* BEGIN Provided data *

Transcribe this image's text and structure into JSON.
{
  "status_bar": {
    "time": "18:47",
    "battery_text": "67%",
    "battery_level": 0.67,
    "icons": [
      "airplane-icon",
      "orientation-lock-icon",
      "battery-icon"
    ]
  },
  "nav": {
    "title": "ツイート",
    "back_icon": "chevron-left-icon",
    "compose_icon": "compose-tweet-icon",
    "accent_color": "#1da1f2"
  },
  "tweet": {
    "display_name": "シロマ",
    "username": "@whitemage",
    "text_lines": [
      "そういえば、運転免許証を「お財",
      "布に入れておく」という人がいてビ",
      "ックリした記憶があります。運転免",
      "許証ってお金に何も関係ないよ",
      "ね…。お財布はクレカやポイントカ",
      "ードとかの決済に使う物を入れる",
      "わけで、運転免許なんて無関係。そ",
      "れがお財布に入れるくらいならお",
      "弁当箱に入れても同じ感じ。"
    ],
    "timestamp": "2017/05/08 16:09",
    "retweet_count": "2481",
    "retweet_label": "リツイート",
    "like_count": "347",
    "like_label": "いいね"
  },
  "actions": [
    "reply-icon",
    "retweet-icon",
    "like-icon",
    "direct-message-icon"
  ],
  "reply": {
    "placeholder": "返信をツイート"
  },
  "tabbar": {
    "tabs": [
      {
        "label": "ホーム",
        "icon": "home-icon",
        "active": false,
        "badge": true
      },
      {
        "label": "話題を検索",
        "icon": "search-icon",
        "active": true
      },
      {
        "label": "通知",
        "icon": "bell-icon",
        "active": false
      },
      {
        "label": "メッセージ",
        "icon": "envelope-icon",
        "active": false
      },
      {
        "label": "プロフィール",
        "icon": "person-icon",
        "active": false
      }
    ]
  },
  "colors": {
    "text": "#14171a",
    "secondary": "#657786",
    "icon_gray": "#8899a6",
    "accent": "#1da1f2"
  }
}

* END Provided data *

**Task details**
Copy every line of the material, please, keeping it exactly the same.

**Task result**
Transcribe this image's text and structure into JSON.
{
  "status_bar": {
    "time": "18:47",
    "battery_text": "67%",
    "battery_level": 0.67,
    "icons": [
      "airplane-icon",
      "orientation-lock-icon",
      "battery-icon"
    ]
  },
  "nav": {
    "title": "ツイート",
    "back_icon": "chevron-left-icon",
    "compose_icon": "compose-tweet-icon",
    "accent_color": "#1da1f2"
  },
  "tweet": {
    "display_name": "シロマ",
    "username": "@whitemage",
    "text_lines": [
      "そういえば、運転免許証を「お財",
      "布に入れておく」という人がいてビ",
      "ックリした記憶があります。運転免",
      "許証ってお金に何も関係ないよ",
      "ね…。お財布はクレカやポイントカ",
      "ードとかの決済に使う物を入れる",
      "わけで、運転免許なんて無関係。そ",
      "れがお財布に入れるくらいならお",
      "弁当箱に入れても同じ感じ。"
    ],
    "timestamp": "2017/05/08 16:09",
    "retweet_count": "2481",
    "retweet_label": "リツイート",
    "like_count": "347",
    "like_label": "いいね"
  },
  "actions": [
    "reply-icon",
    "retweet-icon",
    "like-icon",
    "direct-message-icon"
  ],
  "reply": {
    "placeholder": "返信をツイート"
  },
  "tabbar": {
    "tabs": [
      {
        "label": "ホーム",
        "icon": "home-icon",
        "active": false,
        "badge": true
      },
      {
        "label": "話題を検索",
        "icon": "search-icon",
        "active": true
      },
      {
        "label": "通知",
        "icon": "bell-icon",
        "active": false
      },
      {
        "label": "メッセージ",
        "icon": "envelope-icon",
        "active": false
      },
      {
        "label": "プロフィール",
        "icon": "person-icon",
        "active": false
      }
    ]
  },
  "colors": {
    "text": "#14171a",
    "secondary": "#657786",
    "icon_gray": "#8899a6",
    "accent": "#1da1f2"
  }
}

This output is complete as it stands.